**WHAT YOU NEED TO DO**
Copy each line in the data that includes the word "aiguë".

**EXERCISE MATERIAL**
——

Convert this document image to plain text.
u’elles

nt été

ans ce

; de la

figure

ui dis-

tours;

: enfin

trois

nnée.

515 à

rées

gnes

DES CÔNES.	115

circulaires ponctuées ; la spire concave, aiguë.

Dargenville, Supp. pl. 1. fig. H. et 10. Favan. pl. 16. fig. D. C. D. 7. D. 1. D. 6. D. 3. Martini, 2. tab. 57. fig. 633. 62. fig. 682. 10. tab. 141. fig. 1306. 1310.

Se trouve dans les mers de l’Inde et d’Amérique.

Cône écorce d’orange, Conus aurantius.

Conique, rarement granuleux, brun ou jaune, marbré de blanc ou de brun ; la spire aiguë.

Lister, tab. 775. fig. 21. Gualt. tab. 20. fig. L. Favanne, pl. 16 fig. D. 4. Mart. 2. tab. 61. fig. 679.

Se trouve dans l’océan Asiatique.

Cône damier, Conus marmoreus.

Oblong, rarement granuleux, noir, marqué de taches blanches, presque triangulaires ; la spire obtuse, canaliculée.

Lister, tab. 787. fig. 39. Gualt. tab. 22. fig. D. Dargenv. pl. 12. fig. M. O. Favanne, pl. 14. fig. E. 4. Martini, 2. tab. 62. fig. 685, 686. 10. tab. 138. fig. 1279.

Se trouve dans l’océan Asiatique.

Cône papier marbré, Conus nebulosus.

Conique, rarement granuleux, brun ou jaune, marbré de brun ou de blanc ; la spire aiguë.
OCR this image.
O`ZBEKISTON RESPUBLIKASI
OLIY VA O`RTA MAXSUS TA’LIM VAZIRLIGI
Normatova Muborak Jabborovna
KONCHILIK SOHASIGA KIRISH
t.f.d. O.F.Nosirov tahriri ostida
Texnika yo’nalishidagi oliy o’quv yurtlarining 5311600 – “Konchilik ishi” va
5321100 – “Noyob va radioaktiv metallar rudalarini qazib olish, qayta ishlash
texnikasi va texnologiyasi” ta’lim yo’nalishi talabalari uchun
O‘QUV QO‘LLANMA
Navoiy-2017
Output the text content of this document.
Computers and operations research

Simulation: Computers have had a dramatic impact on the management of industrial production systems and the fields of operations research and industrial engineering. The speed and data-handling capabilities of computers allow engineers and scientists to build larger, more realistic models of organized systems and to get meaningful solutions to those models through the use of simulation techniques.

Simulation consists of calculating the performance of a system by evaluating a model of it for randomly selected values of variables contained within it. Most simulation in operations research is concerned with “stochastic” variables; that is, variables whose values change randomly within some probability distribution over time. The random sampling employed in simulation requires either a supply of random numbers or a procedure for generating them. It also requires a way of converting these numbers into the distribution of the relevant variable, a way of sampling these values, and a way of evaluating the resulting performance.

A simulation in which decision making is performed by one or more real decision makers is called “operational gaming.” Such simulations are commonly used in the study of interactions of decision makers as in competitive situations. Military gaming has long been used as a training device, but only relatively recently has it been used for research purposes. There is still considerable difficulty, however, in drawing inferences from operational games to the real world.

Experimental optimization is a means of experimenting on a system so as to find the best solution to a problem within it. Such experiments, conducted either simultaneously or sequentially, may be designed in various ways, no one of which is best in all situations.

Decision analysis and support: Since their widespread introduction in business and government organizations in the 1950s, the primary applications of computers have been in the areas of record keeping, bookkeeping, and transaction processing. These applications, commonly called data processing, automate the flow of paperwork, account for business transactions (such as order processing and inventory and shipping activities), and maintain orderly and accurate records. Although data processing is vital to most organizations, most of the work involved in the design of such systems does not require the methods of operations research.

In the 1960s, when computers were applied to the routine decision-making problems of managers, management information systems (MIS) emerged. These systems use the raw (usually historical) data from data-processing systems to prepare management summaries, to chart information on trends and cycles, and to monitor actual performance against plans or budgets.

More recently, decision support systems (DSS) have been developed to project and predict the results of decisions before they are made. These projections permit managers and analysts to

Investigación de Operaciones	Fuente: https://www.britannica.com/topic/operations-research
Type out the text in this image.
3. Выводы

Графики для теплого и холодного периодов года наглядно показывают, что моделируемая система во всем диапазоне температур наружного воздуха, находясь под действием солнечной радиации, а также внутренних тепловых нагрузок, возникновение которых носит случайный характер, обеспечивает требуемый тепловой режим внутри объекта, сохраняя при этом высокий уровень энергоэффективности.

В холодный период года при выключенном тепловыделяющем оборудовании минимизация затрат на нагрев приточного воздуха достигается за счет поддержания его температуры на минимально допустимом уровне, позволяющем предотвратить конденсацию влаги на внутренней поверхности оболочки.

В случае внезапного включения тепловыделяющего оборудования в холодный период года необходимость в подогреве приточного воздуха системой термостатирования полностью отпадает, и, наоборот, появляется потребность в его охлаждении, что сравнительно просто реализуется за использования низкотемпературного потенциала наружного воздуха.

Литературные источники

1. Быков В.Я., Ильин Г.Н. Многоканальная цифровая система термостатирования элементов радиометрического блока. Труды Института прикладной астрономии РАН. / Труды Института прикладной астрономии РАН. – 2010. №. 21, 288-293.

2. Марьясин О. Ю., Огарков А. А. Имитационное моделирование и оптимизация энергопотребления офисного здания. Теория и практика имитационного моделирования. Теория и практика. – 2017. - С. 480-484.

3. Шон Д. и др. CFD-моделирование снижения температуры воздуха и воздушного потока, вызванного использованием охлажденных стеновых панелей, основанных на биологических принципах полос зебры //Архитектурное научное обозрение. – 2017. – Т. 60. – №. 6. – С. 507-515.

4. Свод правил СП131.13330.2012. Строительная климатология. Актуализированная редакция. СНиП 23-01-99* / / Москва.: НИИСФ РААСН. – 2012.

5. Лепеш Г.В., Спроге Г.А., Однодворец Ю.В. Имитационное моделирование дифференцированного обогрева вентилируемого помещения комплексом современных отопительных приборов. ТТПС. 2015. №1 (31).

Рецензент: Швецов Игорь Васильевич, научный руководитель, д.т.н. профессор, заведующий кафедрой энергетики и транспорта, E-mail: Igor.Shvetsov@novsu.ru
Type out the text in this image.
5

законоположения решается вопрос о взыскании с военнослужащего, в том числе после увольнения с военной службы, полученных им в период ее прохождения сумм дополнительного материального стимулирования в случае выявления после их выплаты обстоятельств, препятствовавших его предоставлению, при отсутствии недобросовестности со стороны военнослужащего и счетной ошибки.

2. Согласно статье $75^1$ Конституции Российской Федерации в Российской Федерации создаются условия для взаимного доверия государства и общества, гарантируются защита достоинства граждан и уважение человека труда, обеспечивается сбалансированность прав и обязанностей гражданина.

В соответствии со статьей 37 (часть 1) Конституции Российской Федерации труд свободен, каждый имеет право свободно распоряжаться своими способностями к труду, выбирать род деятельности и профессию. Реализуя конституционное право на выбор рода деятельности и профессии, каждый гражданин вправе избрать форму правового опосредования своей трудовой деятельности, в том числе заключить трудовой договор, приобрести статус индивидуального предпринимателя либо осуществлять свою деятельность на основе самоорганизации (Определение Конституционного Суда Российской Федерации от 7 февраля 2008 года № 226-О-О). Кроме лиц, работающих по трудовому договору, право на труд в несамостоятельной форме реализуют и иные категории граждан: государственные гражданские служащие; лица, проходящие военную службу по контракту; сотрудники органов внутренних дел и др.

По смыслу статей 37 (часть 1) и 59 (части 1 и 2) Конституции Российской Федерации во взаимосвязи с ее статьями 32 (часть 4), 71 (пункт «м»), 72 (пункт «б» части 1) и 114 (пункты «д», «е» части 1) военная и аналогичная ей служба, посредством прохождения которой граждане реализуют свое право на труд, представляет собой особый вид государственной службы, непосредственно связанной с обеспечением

——

**WORKED ANSWER**
circulaires ponctuées ; la spire concave, aiguë.
Conique, rarement granuleux, brun ou jaune, marbré de blanc ou de brun ; la spire aiguë.
Conique, rarement granuleux, brun ou jaune, marbré de brun ou de blanc ; la spire aiguë.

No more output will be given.